◆ **Exercise description**
Draw out every line with the word "around" from the listing below.

◆ **Data provided**
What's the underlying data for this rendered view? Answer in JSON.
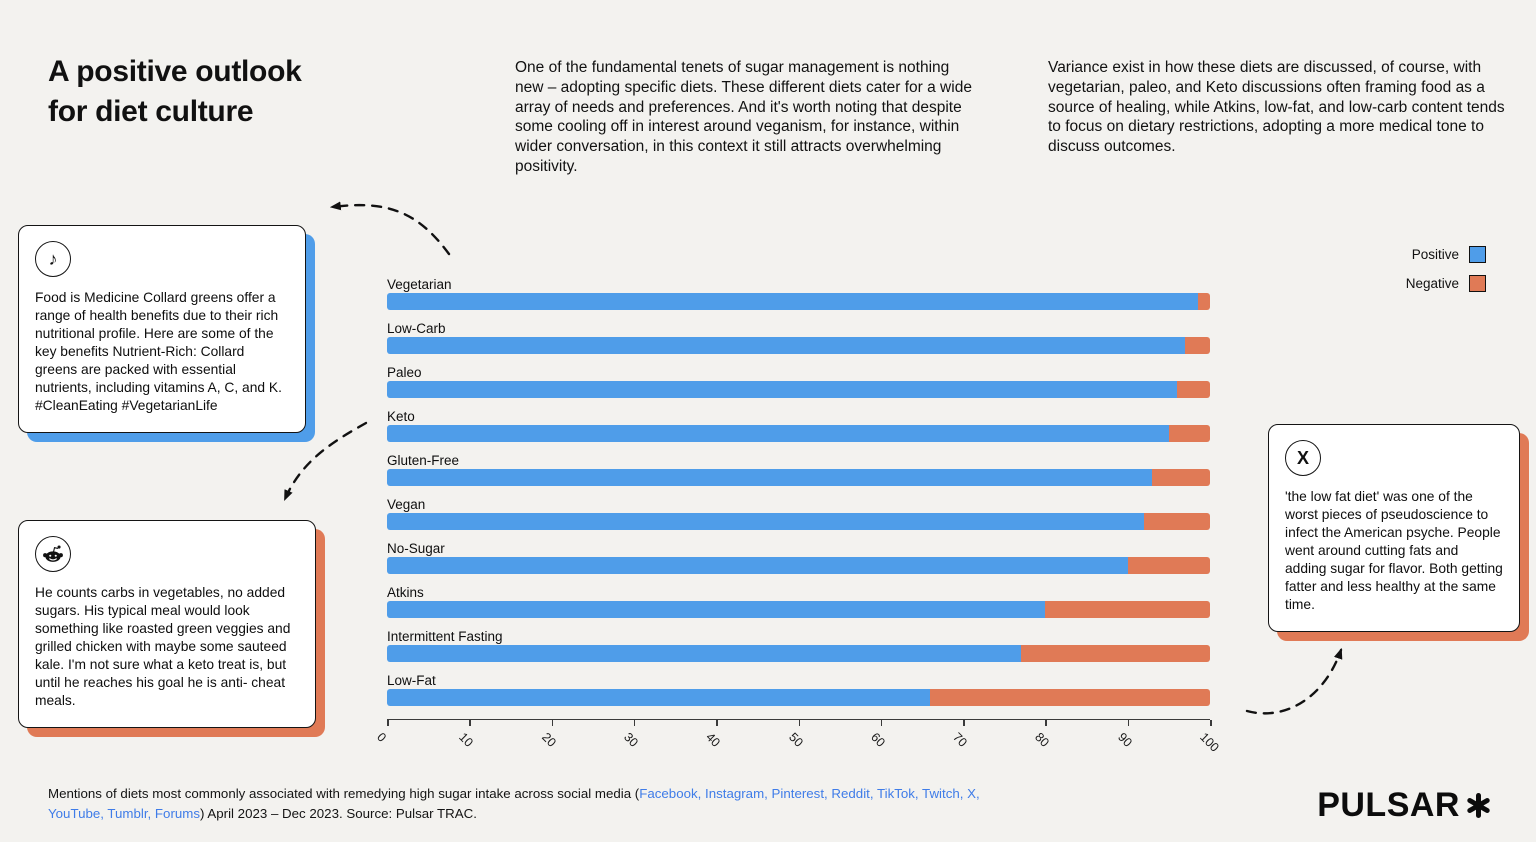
{
  "page": {
    "title_line1": "A positive outlook",
    "title_line2": "for diet culture",
    "intro_paragraph": "One of the fundamental tenets of sugar management is nothing new – adopting specific diets. These different diets cater for a wide array of needs and preferences. And it's worth noting that despite some cooling off in interest around veganism, for instance, within wider conversation, in this context it still attracts overwhelming positivity.",
    "variance_paragraph": "Variance exist in how these diets are discussed, of course, with vegetarian, paleo, and Keto discussions often framing food as a source of healing, while Atkins, low-fat, and low-carb content tends to focus on dietary restrictions, adopting a more medical tone to discuss outcomes.",
    "logo_text": "PULSAR",
    "logo_icon": "asterisk-star-icon"
  },
  "colors": {
    "positive_blue": "#4f9de9",
    "negative_orange": "#e07a56",
    "background": "#f3f2ef",
    "footer_link_blue": "#3f7ce8",
    "ink": "#111111"
  },
  "legend": {
    "positive_label": "Positive",
    "negative_label": "Negative"
  },
  "quotes": {
    "tiktok": {
      "platform": "TikTok",
      "icon": "tiktok-note-icon",
      "glyph": "♪",
      "text": "Food is Medicine Collard greens offer a range of health benefits due to their rich nutritional profile. Here are some of the key benefits Nutrient-Rich: Collard greens are packed with essential nutrients, including vitamins A, C, and K. #CleanEating #VegetarianLife"
    },
    "reddit": {
      "platform": "Reddit",
      "icon": "reddit-alien-icon",
      "text": "He counts carbs in vegetables, no added sugars. His typical meal would look something like roasted green veggies and grilled chicken with maybe some sauteed kale. I'm not sure what a keto treat is, but until he reaches his goal he is anti- cheat meals."
    },
    "x": {
      "platform": "X",
      "icon": "x-logo-icon",
      "glyph": "X",
      "text": "'the low fat diet' was one of the worst pieces of pseudoscience to infect the American psyche. People went around cutting fats and adding sugar for flavor. Both getting fatter and less healthy at the same time."
    }
  },
  "chart_data": {
    "type": "bar",
    "orientation": "horizontal",
    "stacked": true,
    "categories": [
      "Vegetarian",
      "Low-Carb",
      "Paleo",
      "Keto",
      "Gluten-Free",
      "Vegan",
      "No-Sugar",
      "Atkins",
      "Intermittent Fasting",
      "Low-Fat"
    ],
    "series": [
      {
        "name": "Positive",
        "color": "#4f9de9",
        "values": [
          98.5,
          97,
          96,
          95,
          93,
          92,
          90,
          80,
          77,
          66
        ]
      },
      {
        "name": "Negative",
        "color": "#e07a56",
        "values": [
          1.5,
          3,
          4,
          5,
          7,
          8,
          10,
          20,
          23,
          34
        ]
      }
    ],
    "x_ticks": [
      0,
      10,
      20,
      30,
      40,
      50,
      60,
      70,
      80,
      90,
      100
    ],
    "xlim": [
      0,
      100
    ],
    "unit": "percent of mentions",
    "grid": false,
    "legend_position": "top-right"
  },
  "footer": {
    "segments": [
      {
        "text": "Mentions of diets most commonly associated with remedying high sugar intake across social media (",
        "link": false
      },
      {
        "text": "Facebook, Instagram, Pinterest, Reddit, TikTok, Twitch, X, YouTube, Tumblr, Forums",
        "link": true
      },
      {
        "text": ") April 2023 – Dec 2023. Source: Pulsar TRAC.",
        "link": false
      }
    ]
  }
}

◆ **Finished answer**
    "intro_paragraph": "One of the fundamental tenets of sugar management is nothing new – adopting specific diets. These different diets cater for a wide array of needs and preferences. And it's worth noting that despite some cooling off in interest around veganism, for instance, within wider conversation, in this context it still attracts overwhelming positivity.",
      "text": "'the low fat diet' was one of the worst pieces of pseudoscience to infect the American psyche. People went around cutting fats and adding sugar for flavor. Both getting fatter and less healthy at the same time."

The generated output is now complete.